— PROBLEM STATEMENT —
Transcribe each of the records below exactly, excluding all pictures.

Collected data entries:

-- Begin --

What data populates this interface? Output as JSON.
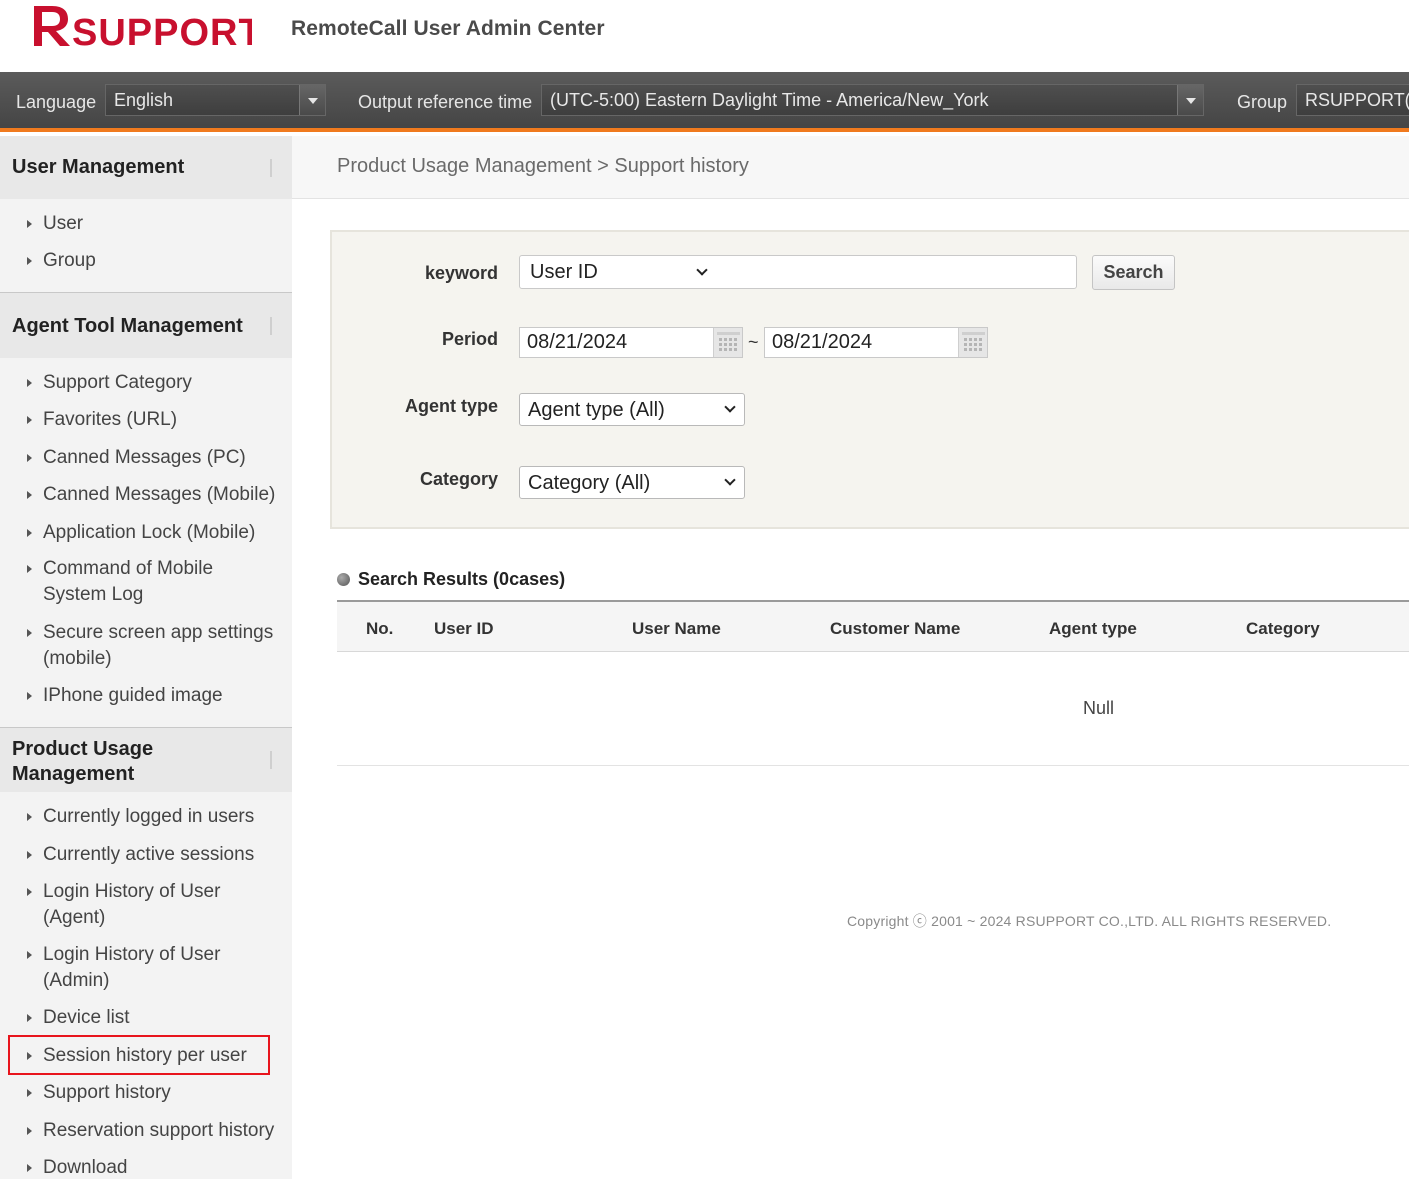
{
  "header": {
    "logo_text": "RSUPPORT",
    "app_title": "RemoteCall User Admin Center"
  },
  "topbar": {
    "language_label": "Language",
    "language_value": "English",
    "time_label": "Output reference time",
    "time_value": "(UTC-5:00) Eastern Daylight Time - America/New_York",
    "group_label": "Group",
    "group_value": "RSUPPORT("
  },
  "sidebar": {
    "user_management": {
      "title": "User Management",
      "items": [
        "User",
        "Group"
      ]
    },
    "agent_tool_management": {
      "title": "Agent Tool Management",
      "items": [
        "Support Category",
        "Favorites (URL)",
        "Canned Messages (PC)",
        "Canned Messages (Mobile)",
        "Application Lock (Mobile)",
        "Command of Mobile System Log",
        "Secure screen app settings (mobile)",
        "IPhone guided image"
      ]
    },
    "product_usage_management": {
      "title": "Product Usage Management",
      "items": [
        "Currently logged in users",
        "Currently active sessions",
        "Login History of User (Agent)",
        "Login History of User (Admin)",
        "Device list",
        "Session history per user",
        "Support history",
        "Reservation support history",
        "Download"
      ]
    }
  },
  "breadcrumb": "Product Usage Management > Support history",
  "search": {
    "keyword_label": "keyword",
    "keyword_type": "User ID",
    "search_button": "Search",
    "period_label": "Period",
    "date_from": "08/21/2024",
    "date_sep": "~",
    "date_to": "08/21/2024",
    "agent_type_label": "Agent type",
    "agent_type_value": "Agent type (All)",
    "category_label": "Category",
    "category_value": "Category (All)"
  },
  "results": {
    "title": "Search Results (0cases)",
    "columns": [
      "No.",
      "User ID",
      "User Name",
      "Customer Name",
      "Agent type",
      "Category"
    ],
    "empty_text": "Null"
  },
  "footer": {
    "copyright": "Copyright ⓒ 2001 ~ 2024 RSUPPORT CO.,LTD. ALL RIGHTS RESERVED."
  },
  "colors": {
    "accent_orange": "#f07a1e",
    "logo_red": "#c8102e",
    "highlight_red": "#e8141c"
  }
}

-- End --

— SOLUTION TO THIS EXERCISE —
What data populates this interface? Output as JSON.
{
  "header": {
    "logo_text": "RSUPPORT",
    "app_title": "RemoteCall User Admin Center"
  },
  "topbar": {
    "language_label": "Language",
    "language_value": "English",
    "time_label": "Output reference time",
    "time_value": "(UTC-5:00) Eastern Daylight Time - America/New_York",
    "group_label": "Group",
    "group_value": "RSUPPORT("
  },
  "sidebar": {
    "user_management": {
      "title": "User Management",
      "items": [
        "User",
        "Group"
      ]
    },
    "agent_tool_management": {
      "title": "Agent Tool Management",
      "items": [
        "Support Category",
        "Favorites (URL)",
        "Canned Messages (PC)",
        "Canned Messages (Mobile)",
        "Application Lock (Mobile)",
        "Command of Mobile System Log",
        "Secure screen app settings (mobile)",
        "IPhone guided image"
      ]
    },
    "product_usage_management": {
      "title": "Product Usage Management",
      "items": [
        "Currently logged in users",
        "Currently active sessions",
        "Login History of User (Agent)",
        "Login History of User (Admin)",
        "Device list",
        "Session history per user",
        "Support history",
        "Reservation support history",
        "Download"
      ]
    }
  },
  "breadcrumb": "Product Usage Management > Support history",
  "search": {
    "keyword_label": "keyword",
    "keyword_type": "User ID",
    "search_button": "Search",
    "period_label": "Period",
    "date_from": "08/21/2024",
    "date_sep": "~",
    "date_to": "08/21/2024",
    "agent_type_label": "Agent type",
    "agent_type_value": "Agent type (All)",
    "category_label": "Category",
    "category_value": "Category (All)"
  },
  "results": {
    "title": "Search Results (0cases)",
    "columns": [
      "No.",
      "User ID",
      "User Name",
      "Customer Name",
      "Agent type",
      "Category"
    ],
    "empty_text": "Null"
  },
  "footer": {
    "copyright": "Copyright ⓒ 2001 ~ 2024 RSUPPORT CO.,LTD. ALL RIGHTS RESERVED."
  },
  "colors": {
    "accent_orange": "#f07a1e",
    "logo_red": "#c8102e",
    "highlight_red": "#e8141c"
  }
}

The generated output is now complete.